**DESCRIPTION OF THE TASK**
Return each line holding the string "цепи".

**A run of records**
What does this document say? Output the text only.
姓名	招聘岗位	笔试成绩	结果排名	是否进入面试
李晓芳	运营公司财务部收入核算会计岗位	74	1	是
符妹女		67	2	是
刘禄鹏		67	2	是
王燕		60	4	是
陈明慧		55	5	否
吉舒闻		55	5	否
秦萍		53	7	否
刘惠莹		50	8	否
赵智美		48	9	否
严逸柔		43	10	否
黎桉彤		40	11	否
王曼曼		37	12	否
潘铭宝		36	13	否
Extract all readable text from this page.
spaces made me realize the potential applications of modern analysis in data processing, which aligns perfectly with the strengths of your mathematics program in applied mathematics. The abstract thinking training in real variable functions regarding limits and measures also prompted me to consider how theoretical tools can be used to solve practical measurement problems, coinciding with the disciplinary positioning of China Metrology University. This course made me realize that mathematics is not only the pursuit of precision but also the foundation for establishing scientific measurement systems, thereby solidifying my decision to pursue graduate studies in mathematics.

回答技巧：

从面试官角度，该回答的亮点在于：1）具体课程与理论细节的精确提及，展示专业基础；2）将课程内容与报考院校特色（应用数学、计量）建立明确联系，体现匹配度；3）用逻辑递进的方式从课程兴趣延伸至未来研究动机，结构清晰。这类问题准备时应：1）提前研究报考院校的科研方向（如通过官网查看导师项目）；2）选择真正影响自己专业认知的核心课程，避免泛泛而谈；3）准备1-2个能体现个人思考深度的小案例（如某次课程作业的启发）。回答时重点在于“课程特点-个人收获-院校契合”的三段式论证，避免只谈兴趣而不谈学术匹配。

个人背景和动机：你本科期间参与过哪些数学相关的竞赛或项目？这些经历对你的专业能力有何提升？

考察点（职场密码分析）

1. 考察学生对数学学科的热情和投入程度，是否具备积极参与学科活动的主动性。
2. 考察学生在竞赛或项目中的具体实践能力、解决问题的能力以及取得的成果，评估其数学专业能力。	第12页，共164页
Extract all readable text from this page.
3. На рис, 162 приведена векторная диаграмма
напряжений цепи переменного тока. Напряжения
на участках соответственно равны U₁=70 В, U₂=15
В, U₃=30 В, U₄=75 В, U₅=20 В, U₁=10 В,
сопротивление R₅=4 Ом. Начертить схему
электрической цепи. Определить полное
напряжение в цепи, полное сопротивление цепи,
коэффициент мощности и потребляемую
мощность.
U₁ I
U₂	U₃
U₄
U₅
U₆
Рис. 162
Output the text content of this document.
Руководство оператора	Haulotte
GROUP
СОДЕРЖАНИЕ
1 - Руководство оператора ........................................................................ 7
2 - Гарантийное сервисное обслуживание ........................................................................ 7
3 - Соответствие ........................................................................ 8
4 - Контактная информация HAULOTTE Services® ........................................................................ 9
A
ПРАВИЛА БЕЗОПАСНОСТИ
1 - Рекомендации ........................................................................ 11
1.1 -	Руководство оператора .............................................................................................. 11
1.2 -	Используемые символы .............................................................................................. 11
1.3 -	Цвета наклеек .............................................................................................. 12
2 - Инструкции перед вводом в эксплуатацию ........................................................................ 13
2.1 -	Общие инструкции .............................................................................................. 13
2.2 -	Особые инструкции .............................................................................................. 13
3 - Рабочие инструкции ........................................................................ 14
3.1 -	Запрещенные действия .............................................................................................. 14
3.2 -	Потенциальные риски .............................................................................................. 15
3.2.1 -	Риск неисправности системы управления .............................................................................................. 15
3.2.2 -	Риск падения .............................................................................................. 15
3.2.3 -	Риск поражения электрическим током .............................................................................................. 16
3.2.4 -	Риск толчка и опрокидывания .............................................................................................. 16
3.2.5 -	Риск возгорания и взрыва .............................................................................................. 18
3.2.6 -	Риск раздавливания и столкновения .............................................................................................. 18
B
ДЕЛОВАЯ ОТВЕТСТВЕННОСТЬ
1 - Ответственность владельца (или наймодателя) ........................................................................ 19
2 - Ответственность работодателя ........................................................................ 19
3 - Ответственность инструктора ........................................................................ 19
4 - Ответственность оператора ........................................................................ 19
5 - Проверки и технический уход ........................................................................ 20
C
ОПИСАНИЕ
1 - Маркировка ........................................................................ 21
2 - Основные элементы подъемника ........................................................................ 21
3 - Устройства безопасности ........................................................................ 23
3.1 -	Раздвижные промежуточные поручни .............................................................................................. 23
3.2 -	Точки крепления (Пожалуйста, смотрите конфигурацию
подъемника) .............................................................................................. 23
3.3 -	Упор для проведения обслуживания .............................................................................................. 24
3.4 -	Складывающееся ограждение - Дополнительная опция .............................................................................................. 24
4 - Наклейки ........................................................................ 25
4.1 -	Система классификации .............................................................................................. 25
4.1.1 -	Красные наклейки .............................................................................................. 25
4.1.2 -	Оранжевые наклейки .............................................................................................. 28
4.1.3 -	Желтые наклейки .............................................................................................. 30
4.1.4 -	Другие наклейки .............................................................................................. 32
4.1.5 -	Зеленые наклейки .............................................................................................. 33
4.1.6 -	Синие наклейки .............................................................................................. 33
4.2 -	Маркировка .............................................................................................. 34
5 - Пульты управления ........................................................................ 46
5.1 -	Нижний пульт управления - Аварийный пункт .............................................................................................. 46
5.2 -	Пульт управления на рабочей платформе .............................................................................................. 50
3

**WRITTEN REPLY**
напряжений цепи переменного тока. Напряжения
электрической цепи. Определить полное
напряжение в цепи, полное сопротивление цепи,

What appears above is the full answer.